- **TASK INSTRUCTIONS**
What follows is a set of entries. Give them again exactly, without the pictures.

(Dataset items)
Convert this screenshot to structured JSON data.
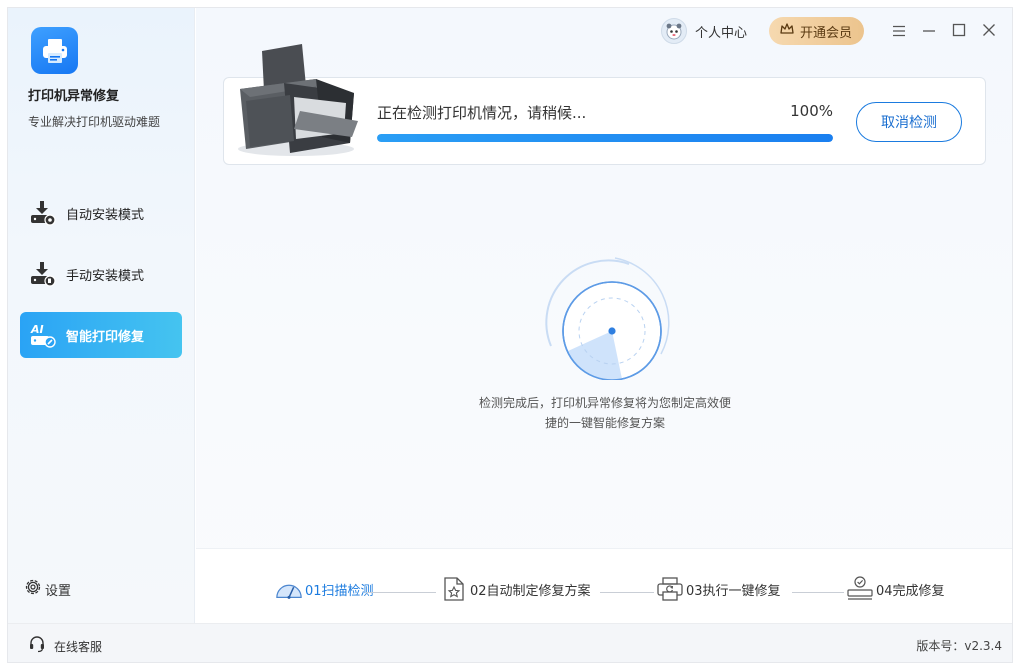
{
  "app": {
    "title": "打印机异常修复",
    "subtitle": "专业解决打印机驱动难题"
  },
  "sidebar": {
    "items": [
      {
        "label": "自动安装模式",
        "icon": "auto-install-icon",
        "active": false
      },
      {
        "label": "手动安装模式",
        "icon": "manual-install-icon",
        "active": false
      },
      {
        "label": "智能打印修复",
        "icon": "ai-repair-icon",
        "active": true
      }
    ],
    "settings_label": "设置"
  },
  "topbar": {
    "user_center_label": "个人中心",
    "vip_label": "开通会员"
  },
  "detection": {
    "status_text": "正在检测打印机情况，请稍候...",
    "percent_text": "100%",
    "progress": 1.0,
    "cancel_label": "取消检测"
  },
  "radar": {
    "hint": "检测完成后，打印机异常修复将为您制定高效便捷的一键智能修复方案"
  },
  "steps": [
    {
      "label": "01扫描检测",
      "icon": "scan-gauge-icon",
      "current": true
    },
    {
      "label": "02自动制定修复方案",
      "icon": "document-star-icon",
      "current": false
    },
    {
      "label": "03执行一键修复",
      "icon": "printer-repair-icon",
      "current": false
    },
    {
      "label": "04完成修复",
      "icon": "check-complete-icon",
      "current": false
    }
  ],
  "footer": {
    "service_label": "在线客服",
    "version_text": "版本号：v2.3.4"
  },
  "colors": {
    "accent": "#1b7bdf",
    "active_nav": "#2aa3f5",
    "vip": "#ecc48d"
  }
}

- **TASK OUTPUT**
Convert this screenshot to structured JSON data.
{
  "app": {
    "title": "打印机异常修复",
    "subtitle": "专业解决打印机驱动难题"
  },
  "sidebar": {
    "items": [
      {
        "label": "自动安装模式",
        "icon": "auto-install-icon",
        "active": false
      },
      {
        "label": "手动安装模式",
        "icon": "manual-install-icon",
        "active": false
      },
      {
        "label": "智能打印修复",
        "icon": "ai-repair-icon",
        "active": true
      }
    ],
    "settings_label": "设置"
  },
  "topbar": {
    "user_center_label": "个人中心",
    "vip_label": "开通会员"
  },
  "detection": {
    "status_text": "正在检测打印机情况，请稍候...",
    "percent_text": "100%",
    "progress": 1.0,
    "cancel_label": "取消检测"
  },
  "radar": {
    "hint": "检测完成后，打印机异常修复将为您制定高效便捷的一键智能修复方案"
  },
  "steps": [
    {
      "label": "01扫描检测",
      "icon": "scan-gauge-icon",
      "current": true
    },
    {
      "label": "02自动制定修复方案",
      "icon": "document-star-icon",
      "current": false
    },
    {
      "label": "03执行一键修复",
      "icon": "printer-repair-icon",
      "current": false
    },
    {
      "label": "04完成修复",
      "icon": "check-complete-icon",
      "current": false
    }
  ],
  "footer": {
    "service_label": "在线客服",
    "version_text": "版本号：v2.3.4"
  },
  "colors": {
    "accent": "#1b7bdf",
    "active_nav": "#2aa3f5",
    "vip": "#ecc48d"
  }
}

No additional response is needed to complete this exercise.